WORK TO BE COMPLETED:
Write out the records again, exactly, leaving none out.

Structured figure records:
━━━━━━━━━━━━━━━━━━━━
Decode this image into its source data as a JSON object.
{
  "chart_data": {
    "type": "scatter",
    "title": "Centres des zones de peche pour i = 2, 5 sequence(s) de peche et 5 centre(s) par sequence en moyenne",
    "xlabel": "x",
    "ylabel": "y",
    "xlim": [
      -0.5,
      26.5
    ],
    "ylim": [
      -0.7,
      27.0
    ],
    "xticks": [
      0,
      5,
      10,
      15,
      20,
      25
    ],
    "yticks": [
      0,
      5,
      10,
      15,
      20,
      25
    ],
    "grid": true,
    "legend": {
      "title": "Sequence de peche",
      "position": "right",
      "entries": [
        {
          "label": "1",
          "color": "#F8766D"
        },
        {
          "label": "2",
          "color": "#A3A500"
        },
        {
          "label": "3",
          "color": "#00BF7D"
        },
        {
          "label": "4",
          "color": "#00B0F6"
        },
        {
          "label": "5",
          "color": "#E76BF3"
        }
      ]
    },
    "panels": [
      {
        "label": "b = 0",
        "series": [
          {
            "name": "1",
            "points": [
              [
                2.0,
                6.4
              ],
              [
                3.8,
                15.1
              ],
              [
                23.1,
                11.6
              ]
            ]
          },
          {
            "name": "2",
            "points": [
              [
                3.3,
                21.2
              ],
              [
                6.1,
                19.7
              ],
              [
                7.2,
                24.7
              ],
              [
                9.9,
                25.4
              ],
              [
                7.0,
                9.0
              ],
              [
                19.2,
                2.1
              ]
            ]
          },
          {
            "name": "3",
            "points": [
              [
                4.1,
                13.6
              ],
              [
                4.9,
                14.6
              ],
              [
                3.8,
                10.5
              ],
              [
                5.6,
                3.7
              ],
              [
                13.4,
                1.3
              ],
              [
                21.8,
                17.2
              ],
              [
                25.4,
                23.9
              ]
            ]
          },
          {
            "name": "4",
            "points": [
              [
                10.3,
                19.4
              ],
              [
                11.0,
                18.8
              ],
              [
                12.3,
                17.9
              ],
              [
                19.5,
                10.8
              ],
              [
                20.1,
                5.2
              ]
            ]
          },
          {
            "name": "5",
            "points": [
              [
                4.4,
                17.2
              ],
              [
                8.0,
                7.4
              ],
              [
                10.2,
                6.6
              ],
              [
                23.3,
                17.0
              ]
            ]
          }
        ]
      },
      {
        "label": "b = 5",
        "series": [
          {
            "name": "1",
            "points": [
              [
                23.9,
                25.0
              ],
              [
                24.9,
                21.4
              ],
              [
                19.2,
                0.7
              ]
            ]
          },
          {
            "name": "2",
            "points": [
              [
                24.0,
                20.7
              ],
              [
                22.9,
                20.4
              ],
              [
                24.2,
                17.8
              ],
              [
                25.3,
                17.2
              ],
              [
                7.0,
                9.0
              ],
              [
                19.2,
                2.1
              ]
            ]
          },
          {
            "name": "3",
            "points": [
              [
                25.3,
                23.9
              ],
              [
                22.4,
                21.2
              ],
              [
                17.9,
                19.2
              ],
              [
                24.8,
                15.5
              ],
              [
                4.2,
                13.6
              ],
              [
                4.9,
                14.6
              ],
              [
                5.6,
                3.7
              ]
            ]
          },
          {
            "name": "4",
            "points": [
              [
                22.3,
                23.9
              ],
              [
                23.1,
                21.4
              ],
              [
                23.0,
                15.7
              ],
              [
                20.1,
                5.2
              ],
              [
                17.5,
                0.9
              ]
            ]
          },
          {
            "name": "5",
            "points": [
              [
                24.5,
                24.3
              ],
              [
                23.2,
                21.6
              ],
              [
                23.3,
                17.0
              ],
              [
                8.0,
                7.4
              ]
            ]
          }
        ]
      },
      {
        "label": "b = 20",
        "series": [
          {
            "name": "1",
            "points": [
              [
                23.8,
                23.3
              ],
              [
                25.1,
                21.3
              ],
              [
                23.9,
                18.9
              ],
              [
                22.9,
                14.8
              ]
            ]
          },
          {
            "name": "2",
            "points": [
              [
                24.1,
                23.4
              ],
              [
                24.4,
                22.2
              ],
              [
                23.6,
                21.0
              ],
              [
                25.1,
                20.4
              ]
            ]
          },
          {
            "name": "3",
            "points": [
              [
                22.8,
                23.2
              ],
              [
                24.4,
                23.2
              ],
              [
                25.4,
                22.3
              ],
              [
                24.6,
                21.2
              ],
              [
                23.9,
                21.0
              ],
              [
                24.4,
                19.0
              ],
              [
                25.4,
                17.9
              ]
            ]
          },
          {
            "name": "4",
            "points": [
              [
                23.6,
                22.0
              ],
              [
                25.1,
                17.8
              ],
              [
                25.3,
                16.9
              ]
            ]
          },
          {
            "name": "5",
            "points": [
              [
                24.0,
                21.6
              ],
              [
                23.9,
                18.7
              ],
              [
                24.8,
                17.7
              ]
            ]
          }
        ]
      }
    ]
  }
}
━━━━━━━━━━━━━━━━━━━━
RIGHT ANSWER:
Decode this image into its source data as a JSON object.
{
  "chart_data": {
    "type": "scatter",
    "title": "Centres des zones de peche pour i = 2, 5 sequence(s) de peche et 5 centre(s) par sequence en moyenne",
    "xlabel": "x",
    "ylabel": "y",
    "xlim": [
      -0.5,
      26.5
    ],
    "ylim": [
      -0.7,
      27.0
    ],
    "xticks": [
      0,
      5,
      10,
      15,
      20,
      25
    ],
    "yticks": [
      0,
      5,
      10,
      15,
      20,
      25
    ],
    "grid": true,
    "legend": {
      "title": "Sequence de peche",
      "position": "right",
      "entries": [
        {
          "label": "1",
          "color": "#F8766D"
        },
        {
          "label": "2",
          "color": "#A3A500"
        },
        {
          "label": "3",
          "color": "#00BF7D"
        },
        {
          "label": "4",
          "color": "#00B0F6"
        },
        {
          "label": "5",
          "color": "#E76BF3"
        }
      ]
    },
    "panels": [
      {
        "label": "b = 0",
        "series": [
          {
            "name": "1",
            "points": [
              [
                2.0,
                6.4
              ],
              [
                3.8,
                15.1
              ],
              [
                23.1,
                11.6
              ]
            ]
          },
          {
            "name": "2",
            "points": [
              [
                3.3,
                21.2
              ],
              [
                6.1,
                19.7
              ],
              [
                7.2,
                24.7
              ],
              [
                9.9,
                25.4
              ],
              [
                7.0,
                9.0
              ],
              [
                19.2,
                2.1
              ]
            ]
          },
          {
            "name": "3",
            "points": [
              [
                4.1,
                13.6
              ],
              [
                4.9,
                14.6
              ],
              [
                3.8,
                10.5
              ],
              [
                5.6,
                3.7
              ],
              [
                13.4,
                1.3
              ],
              [
                21.8,
                17.2
              ],
              [
                25.4,
                23.9
              ]
            ]
          },
          {
            "name": "4",
            "points": [
              [
                10.3,
                19.4
              ],
              [
                11.0,
                18.8
              ],
              [
                12.3,
                17.9
              ],
              [
                19.5,
                10.8
              ],
              [
                20.1,
                5.2
              ]
            ]
          },
          {
            "name": "5",
            "points": [
              [
                4.4,
                17.2
              ],
              [
                8.0,
                7.4
              ],
              [
                10.2,
                6.6
              ],
              [
                23.3,
                17.0
              ]
            ]
          }
        ]
      },
      {
        "label": "b = 5",
        "series": [
          {
            "name": "1",
            "points": [
              [
                23.9,
                25.0
              ],
              [
                24.9,
                21.4
              ],
              [
                19.2,
                0.7
              ]
            ]
          },
          {
            "name": "2",
            "points": [
              [
                24.0,
                20.7
              ],
              [
                22.9,
                20.4
              ],
              [
                24.2,
                17.8
              ],
              [
                25.3,
                17.2
              ],
              [
                7.0,
                9.0
              ],
              [
                19.2,
                2.1
              ]
            ]
          },
          {
            "name": "3",
            "points": [
              [
                25.3,
                23.9
              ],
              [
                22.4,
                21.2
              ],
              [
                17.9,
                19.2
              ],
              [
                24.8,
                15.5
              ],
              [
                4.2,
                13.6
              ],
              [
                4.9,
                14.6
              ],
              [
                5.6,
                3.7
              ]
            ]
          },
          {
            "name": "4",
            "points": [
              [
                22.3,
                23.9
              ],
              [
                23.1,
                21.4
              ],
              [
                23.0,
                15.7
              ],
              [
                20.1,
                5.2
              ],
              [
                17.5,
                0.9
              ]
            ]
          },
          {
            "name": "5",
            "points": [
              [
                24.5,
                24.3
              ],
              [
                23.2,
                21.6
              ],
              [
                23.3,
                17.0
              ],
              [
                8.0,
                7.4
              ]
            ]
          }
        ]
      },
      {
        "label": "b = 20",
        "series": [
          {
            "name": "1",
            "points": [
              [
                23.8,
                23.3
              ],
              [
                25.1,
                21.3
              ],
              [
                23.9,
                18.9
              ],
              [
                22.9,
                14.8
              ]
            ]
          },
          {
            "name": "2",
            "points": [
              [
                24.1,
                23.4
              ],
              [
                24.4,
                22.2
              ],
              [
                23.6,
                21.0
              ],
              [
                25.1,
                20.4
              ]
            ]
          },
          {
            "name": "3",
            "points": [
              [
                22.8,
                23.2
              ],
              [
                24.4,
                23.2
              ],
              [
                25.4,
                22.3
              ],
              [
                24.6,
                21.2
              ],
              [
                23.9,
                21.0
              ],
              [
                24.4,
                19.0
              ],
              [
                25.4,
                17.9
              ]
            ]
          },
          {
            "name": "4",
            "points": [
              [
                23.6,
                22.0
              ],
              [
                25.1,
                17.8
              ],
              [
                25.3,
                16.9
              ]
            ]
          },
          {
            "name": "5",
            "points": [
              [
                24.0,
                21.6
              ],
              [
                23.9,
                18.7
              ],
              [
                24.8,
                17.7
              ]
            ]
          }
        ]
      }
    ]
  }
}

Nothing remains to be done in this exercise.